### DATA SUPPLIED
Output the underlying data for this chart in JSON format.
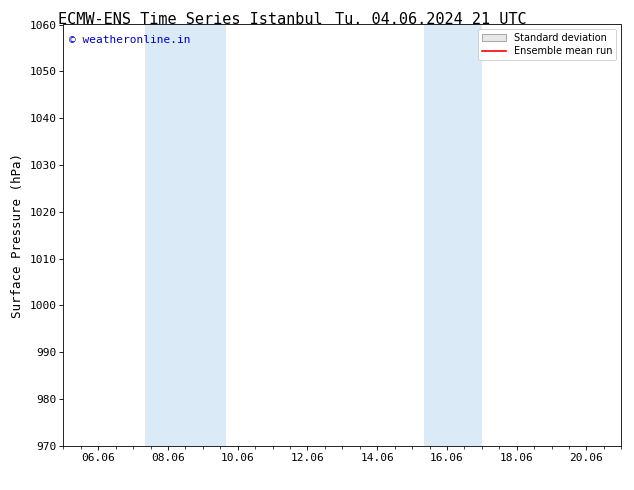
{
  "title_left": "ECMW-ENS Time Series Istanbul",
  "title_right": "Tu. 04.06.2024 21 UTC",
  "ylabel": "Surface Pressure (hPa)",
  "ylim": [
    970,
    1060
  ],
  "yticks": [
    970,
    980,
    990,
    1000,
    1010,
    1020,
    1030,
    1040,
    1050,
    1060
  ],
  "xtick_labels": [
    "06.06",
    "08.06",
    "10.06",
    "12.06",
    "14.06",
    "16.06",
    "18.06",
    "20.06"
  ],
  "xtick_positions": [
    1.0,
    3.0,
    5.0,
    7.0,
    9.0,
    11.0,
    13.0,
    15.0
  ],
  "xlim": [
    0.0,
    16.0
  ],
  "shaded_regions": [
    {
      "x_start": 2.333,
      "x_end": 4.667
    },
    {
      "x_start": 10.333,
      "x_end": 12.0
    }
  ],
  "shade_color": "#daeaf7",
  "shade_alpha": 1.0,
  "background_color": "#ffffff",
  "watermark_text": "© weatheronline.in",
  "watermark_color": "#0000cc",
  "legend_std_label": "Standard deviation",
  "legend_mean_label": "Ensemble mean run",
  "legend_std_facecolor": "#e8e8e8",
  "legend_std_edgecolor": "#aaaaaa",
  "legend_mean_color": "#ff0000",
  "title_fontsize": 11,
  "axis_fontsize": 8,
  "ylabel_fontsize": 9,
  "watermark_fontsize": 8
}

### YOUR INSTRUCTIONS
Repeat the records above exactly, omitting every picture.

### COMPLETE OUTPUT
Output the underlying data for this chart in JSON format.
{
  "title_left": "ECMW-ENS Time Series Istanbul",
  "title_right": "Tu. 04.06.2024 21 UTC",
  "ylabel": "Surface Pressure (hPa)",
  "ylim": [
    970,
    1060
  ],
  "yticks": [
    970,
    980,
    990,
    1000,
    1010,
    1020,
    1030,
    1040,
    1050,
    1060
  ],
  "xtick_labels": [
    "06.06",
    "08.06",
    "10.06",
    "12.06",
    "14.06",
    "16.06",
    "18.06",
    "20.06"
  ],
  "xtick_positions": [
    1.0,
    3.0,
    5.0,
    7.0,
    9.0,
    11.0,
    13.0,
    15.0
  ],
  "xlim": [
    0.0,
    16.0
  ],
  "shaded_regions": [
    {
      "x_start": 2.333,
      "x_end": 4.667
    },
    {
      "x_start": 10.333,
      "x_end": 12.0
    }
  ],
  "shade_color": "#daeaf7",
  "shade_alpha": 1.0,
  "background_color": "#ffffff",
  "watermark_text": "© weatheronline.in",
  "watermark_color": "#0000cc",
  "legend_std_label": "Standard deviation",
  "legend_mean_label": "Ensemble mean run",
  "legend_std_facecolor": "#e8e8e8",
  "legend_std_edgecolor": "#aaaaaa",
  "legend_mean_color": "#ff0000",
  "title_fontsize": 11,
  "axis_fontsize": 8,
  "ylabel_fontsize": 9,
  "watermark_fontsize": 8
}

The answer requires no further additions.